Supplied records
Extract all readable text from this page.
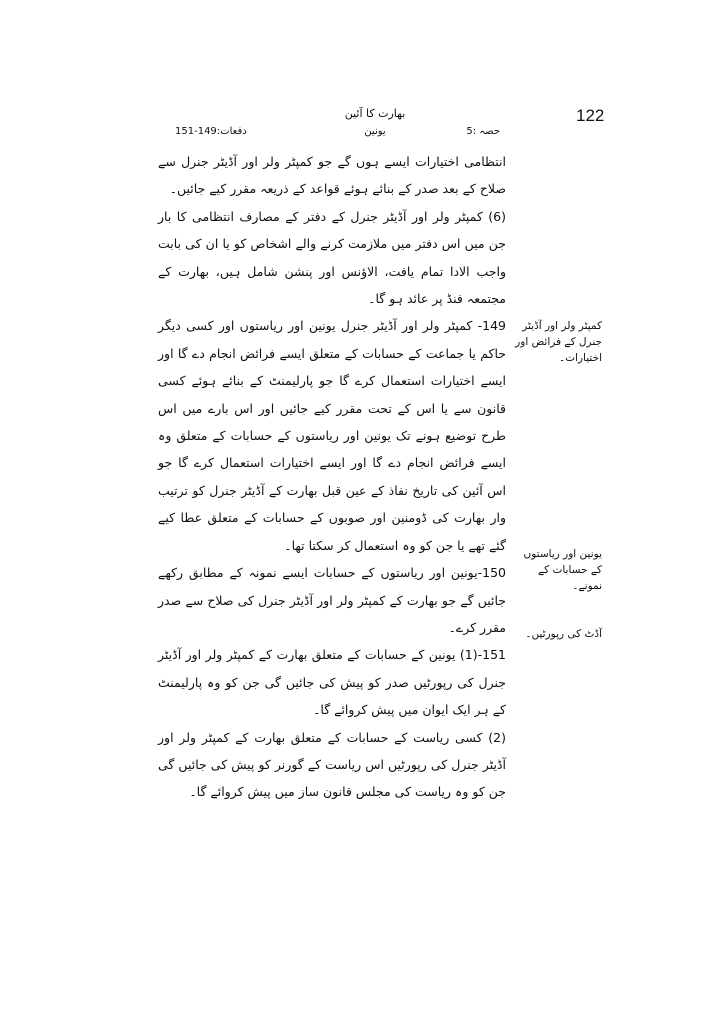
122
بھارت کا آئین
حصہ :5
یونین
دفعات:149-151

انتظامی اختیارات ایسے ہوں گے جو کمپٹر ولر اور آڈیٹر جنرل سے صلاح کے بعد صدر کے بنائے ہوئے قواعد کے ذریعہ مقرر کیے جائیں۔

(6) کمپٹر ولر اور آڈیٹر جنرل کے دفتر کے مصارف انتظامی کا بار جن میں اس دفتر میں ملازمت کرنے والے اشخاص کو یا ان کی بابت واجب الادا تمام یافت، الاؤنس اور پنشن شامل ہیں، بھارت کے مجتمعہ فنڈ پر عائد ہو گا۔

149- کمپٹر ولر اور آڈیٹر جنرل یونین اور ریاستوں اور کسی دیگر حاکم یا جماعت کے حسابات کے متعلق ایسے فرائض انجام دے گا اور ایسے اختیارات استعمال کرے گا جو پارلیمنٹ کے بنائے ہوئے کسی قانون سے یا اس کے تحت مقرر کیے جائیں اور اس بارے میں اس طرح توضیع ہونے تک یونین اور ریاستوں کے حسابات کے متعلق وہ ایسے فرائض انجام دے گا اور ایسے اختیارات استعمال کرے گا جو اس آئین کی تاریخ نفاذ کے عین قبل بھارت کے آڈیٹر جنرل کو ترتیب وار بھارت کی ڈومنین اور صوبوں کے حسابات کے متعلق عطا کیے گئے تھے یا جن کو وہ استعمال کر سکتا تھا۔

150-یونین اور ریاستوں کے حسابات ایسے نمونہ کے مطابق رکھے جائیں گے جو بھارت کے کمپٹر ولر اور آڈیٹر جنرل کی صلاح سے صدر مقرر کرے۔

151-(1) یونین کے حسابات کے متعلق بھارت کے کمپٹر ولر اور آڈیٹر جنرل کی رپورٹیں صدر کو پیش کی جائیں گی جن کو وہ پارلیمنٹ کے ہر ایک ایوان میں پیش کروائے گا۔

(2) کسی ریاست کے حسابات کے متعلق بھارت کے کمپٹر ولر اور آڈیٹر جنرل کی رپورٹیں اس ریاست کے گورنر کو پیش کی جائیں گی جن کو وہ ریاست کی مجلس قانون ساز میں پیش کروائے گا۔

کمپٹر ولر اور آڈیٹر جنرل کے فرائض اور اختیارات۔
یونین اور ریاستوں کے حسابات کے نمونے۔
آڈٹ کی رپورٹیں۔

Your objective
Exclude every picture and copy the remaining data exactly.

Task result
Extract all readable text from this page.
122
بھارت کا آئین
حصہ :5
یونین
دفعات:149-151

انتظامی اختیارات ایسے ہوں گے جو کمپٹر ولر اور آڈیٹر جنرل سے صلاح کے بعد صدر کے بنائے ہوئے قواعد کے ذریعہ مقرر کیے جائیں۔

(6) کمپٹر ولر اور آڈیٹر جنرل کے دفتر کے مصارف انتظامی کا بار جن میں اس دفتر میں ملازمت کرنے والے اشخاص کو یا ان کی بابت واجب الادا تمام یافت، الاؤنس اور پنشن شامل ہیں، بھارت کے مجتمعہ فنڈ پر عائد ہو گا۔

149- کمپٹر ولر اور آڈیٹر جنرل یونین اور ریاستوں اور کسی دیگر حاکم یا جماعت کے حسابات کے متعلق ایسے فرائض انجام دے گا اور ایسے اختیارات استعمال کرے گا جو پارلیمنٹ کے بنائے ہوئے کسی قانون سے یا اس کے تحت مقرر کیے جائیں اور اس بارے میں اس طرح توضیع ہونے تک یونین اور ریاستوں کے حسابات کے متعلق وہ ایسے فرائض انجام دے گا اور ایسے اختیارات استعمال کرے گا جو اس آئین کی تاریخ نفاذ کے عین قبل بھارت کے آڈیٹر جنرل کو ترتیب وار بھارت کی ڈومنین اور صوبوں کے حسابات کے متعلق عطا کیے گئے تھے یا جن کو وہ استعمال کر سکتا تھا۔

150-یونین اور ریاستوں کے حسابات ایسے نمونہ کے مطابق رکھے جائیں گے جو بھارت کے کمپٹر ولر اور آڈیٹر جنرل کی صلاح سے صدر مقرر کرے۔

151-(1) یونین کے حسابات کے متعلق بھارت کے کمپٹر ولر اور آڈیٹر جنرل کی رپورٹیں صدر کو پیش کی جائیں گی جن کو وہ پارلیمنٹ کے ہر ایک ایوان میں پیش کروائے گا۔

(2) کسی ریاست کے حسابات کے متعلق بھارت کے کمپٹر ولر اور آڈیٹر جنرل کی رپورٹیں اس ریاست کے گورنر کو پیش کی جائیں گی جن کو وہ ریاست کی مجلس قانون ساز میں پیش کروائے گا۔

کمپٹر ولر اور آڈیٹر جنرل کے فرائض اور اختیارات۔
یونین اور ریاستوں کے حسابات کے نمونے۔
آڈٹ کی رپورٹیں۔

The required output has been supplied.